● STATED PROBLEM: Find the lines holding "gift" and copy them.

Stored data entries
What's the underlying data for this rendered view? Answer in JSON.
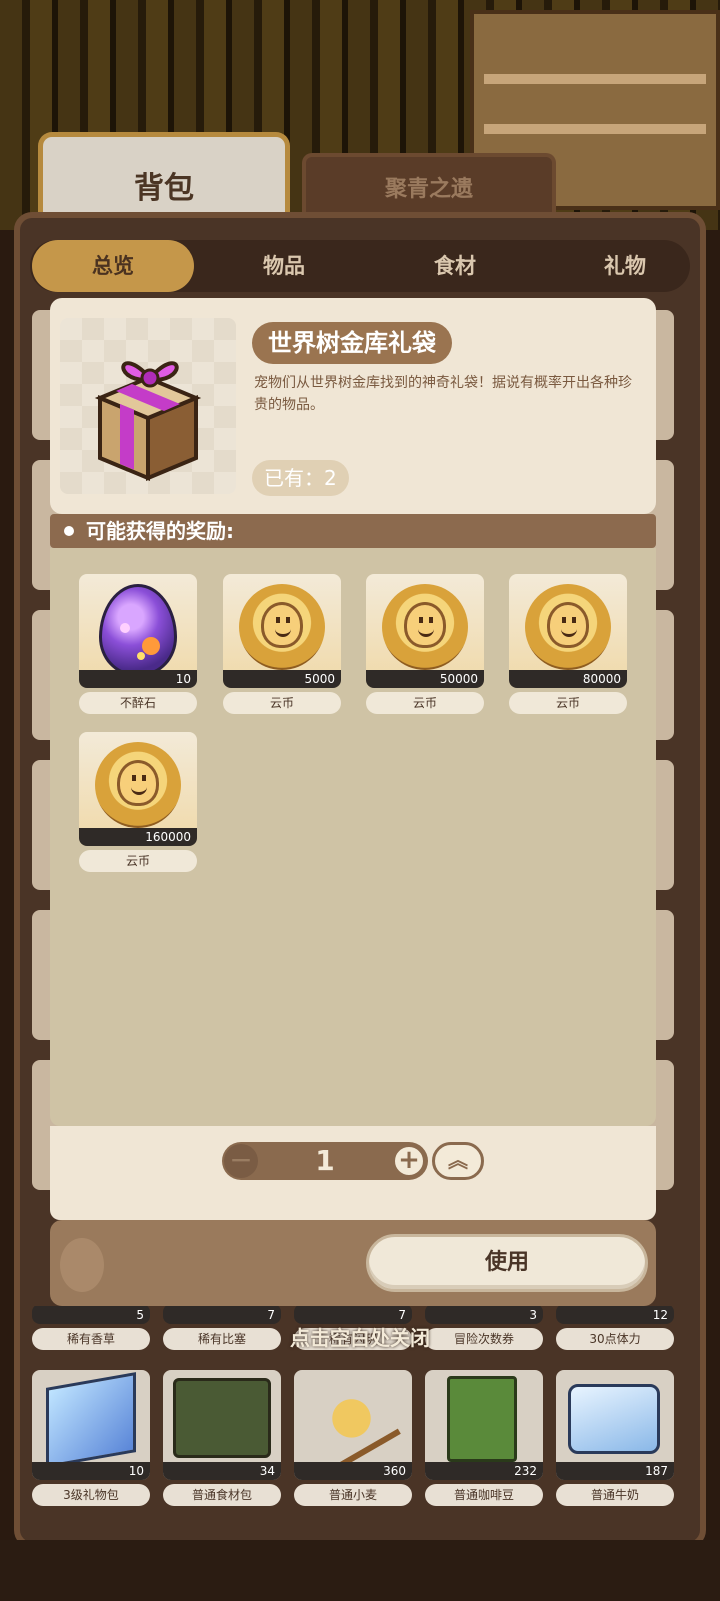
{
  "tabs": {
    "primary": "背包",
    "secondary": "聚青之遗"
  },
  "categories": [
    {
      "label": "总览",
      "active": true
    },
    {
      "label": "物品",
      "active": false
    },
    {
      "label": "食材",
      "active": false
    },
    {
      "label": "礼物",
      "active": false
    }
  ],
  "item": {
    "name": "世界树金库礼袋",
    "description": "宠物们从世界树金库找到的神奇礼袋！据说有概率开出各种珍贵的物品。",
    "owned": "已有：2",
    "icon": "gift-box-icon"
  },
  "rewards": {
    "header": "可能获得的奖励:",
    "list": [
      {
        "name": "不醉石",
        "qty": "10",
        "icon": "gem-egg-icon"
      },
      {
        "name": "云币",
        "qty": "5000",
        "icon": "coin-icon"
      },
      {
        "name": "云币",
        "qty": "50000",
        "icon": "coin-icon"
      },
      {
        "name": "云币",
        "qty": "80000",
        "icon": "coin-icon"
      },
      {
        "name": "云币",
        "qty": "160000",
        "icon": "coin-icon"
      }
    ]
  },
  "stepper": {
    "value": "1",
    "minus": "−",
    "plus": "+",
    "max": "︽"
  },
  "use_button": "使用",
  "close_hint": "点击空白处关闭",
  "inventory_row1": [
    {
      "name": "稀有香草",
      "qty": "5"
    },
    {
      "name": "稀有比塞",
      "qty": "7"
    },
    {
      "name": "稀有闪玥",
      "qty": "7"
    },
    {
      "name": "冒险次数券",
      "qty": "3"
    },
    {
      "name": "30点体力",
      "qty": "12"
    }
  ],
  "inventory_row2": [
    {
      "name": "3级礼物包",
      "qty": "10",
      "icon": "gift-crystal-icon"
    },
    {
      "name": "普通食材包",
      "qty": "34",
      "icon": "suitcase-icon"
    },
    {
      "name": "普通小麦",
      "qty": "360",
      "icon": "wheat-icon"
    },
    {
      "name": "普通咖啡豆",
      "qty": "232",
      "icon": "coffee-bag-icon"
    },
    {
      "name": "普通牛奶",
      "qty": "187",
      "icon": "milk-icon"
    }
  ],
  "colors": {
    "accent": "#c5974a",
    "panel": "#4a3426",
    "card": "#f0e6d5",
    "title_bg": "#9a7450"
  }
}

● FINAL ANSWER:
    "icon": "gift-box-icon"
      "icon": "gift-crystal-icon"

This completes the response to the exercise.